◆ What needs to be done ◆
The data below should be restated word for word, with every picture omitted.

◆ Record excerpts ◆
___

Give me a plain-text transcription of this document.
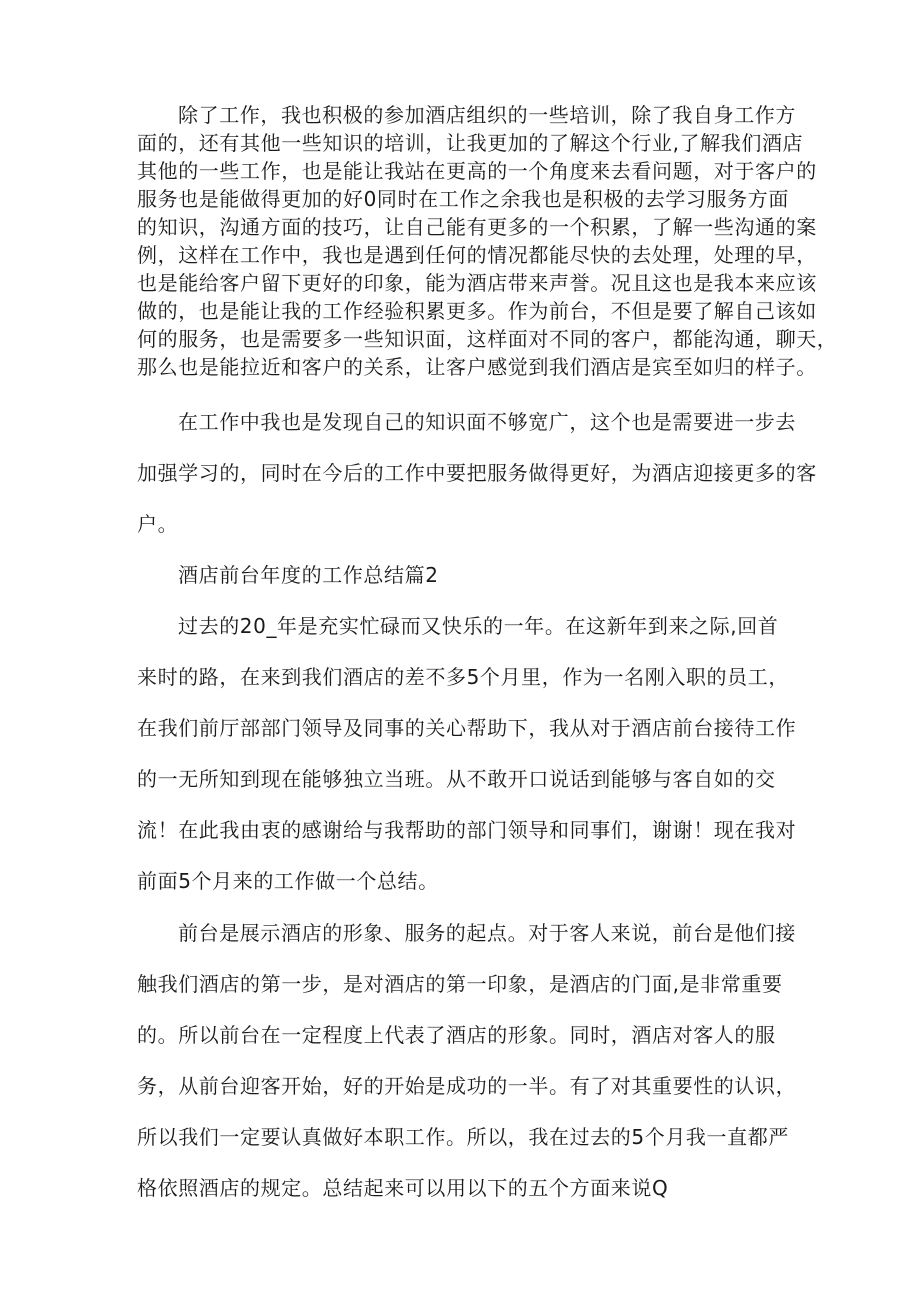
除了工作，我也积极的参加酒店组织的一些培训，除了我自身工作方
面的，还有其他一些知识的培训，让我更加的了解这个行业,了解我们酒店
其他的一些工作，也是能让我站在更高的一个角度来去看问题，对于客户的
服务也是能做得更加的好0同时在工作之余我也是积极的去学习服务方面
的知识，沟通方面的技巧，让自己能有更多的一个积累，了解一些沟通的案
例，这样在工作中，我也是遇到任何的情况都能尽快的去处理，处理的早，
也是能给客户留下更好的印象，能为酒店带来声誉。况且这也是我本来应该
做的，也是能让我的工作经验积累更多。作为前台，不但是要了解自己该如
何的服务，也是需要多一些知识面，这样面对不同的客户，都能沟通，聊天，
那么也是能拉近和客户的关系，让客户感觉到我们酒店是宾至如归的样子。
在工作中我也是发现自己的知识面不够宽广，这个也是需要进一步去
加强学习的，同时在今后的工作中要把服务做得更好，为酒店迎接更多的客
户。
酒店前台年度的工作总结篇2
过去的20_年是充实忙碌而又快乐的一年。在这新年到来之际,回首
来时的路，在来到我们酒店的差不多5个月里，作为一名刚入职的员工，
在我们前厅部部门领导及同事的关心帮助下，我从对于酒店前台接待工作
的一无所知到现在能够独立当班。从不敢开口说话到能够与客自如的交
流！在此我由衷的感谢给与我帮助的部门领导和同事们，谢谢！现在我对
前面5个月来的工作做一个总结。
前台是展示酒店的形象、服务的起点。对于客人来说，前台是他们接
触我们酒店的第一步，是对酒店的第一印象，是酒店的门面,是非常重要
的。所以前台在一定程度上代表了酒店的形象。同时，酒店对客人的服
务，从前台迎客开始，好的开始是成功的一半。有了对其重要性的认识，
所以我们一定要认真做好本职工作。所以，我在过去的5个月我一直都严
格依照酒店的规定。总结起来可以用以下的五个方面来说Q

___

◆ Exercise solution ◆
Give me a plain-text transcription of this document.
除了工作，我也积极的参加酒店组织的一些培训，除了我自身工作方
面的，还有其他一些知识的培训，让我更加的了解这个行业,了解我们酒店
其他的一些工作，也是能让我站在更高的一个角度来去看问题，对于客户的
服务也是能做得更加的好0同时在工作之余我也是积极的去学习服务方面
的知识，沟通方面的技巧，让自己能有更多的一个积累，了解一些沟通的案
例，这样在工作中，我也是遇到任何的情况都能尽快的去处理，处理的早，
也是能给客户留下更好的印象，能为酒店带来声誉。况且这也是我本来应该
做的，也是能让我的工作经验积累更多。作为前台，不但是要了解自己该如
何的服务，也是需要多一些知识面，这样面对不同的客户，都能沟通，聊天，
那么也是能拉近和客户的关系，让客户感觉到我们酒店是宾至如归的样子。
在工作中我也是发现自己的知识面不够宽广，这个也是需要进一步去
加强学习的，同时在今后的工作中要把服务做得更好，为酒店迎接更多的客
户。
酒店前台年度的工作总结篇2
过去的20_年是充实忙碌而又快乐的一年。在这新年到来之际,回首
来时的路，在来到我们酒店的差不多5个月里，作为一名刚入职的员工，
在我们前厅部部门领导及同事的关心帮助下，我从对于酒店前台接待工作
的一无所知到现在能够独立当班。从不敢开口说话到能够与客自如的交
流！在此我由衷的感谢给与我帮助的部门领导和同事们，谢谢！现在我对
前面5个月来的工作做一个总结。
前台是展示酒店的形象、服务的起点。对于客人来说，前台是他们接
触我们酒店的第一步，是对酒店的第一印象，是酒店的门面,是非常重要
的。所以前台在一定程度上代表了酒店的形象。同时，酒店对客人的服
务，从前台迎客开始，好的开始是成功的一半。有了对其重要性的认识，
所以我们一定要认真做好本职工作。所以，我在过去的5个月我一直都严
格依照酒店的规定。总结起来可以用以下的五个方面来说Q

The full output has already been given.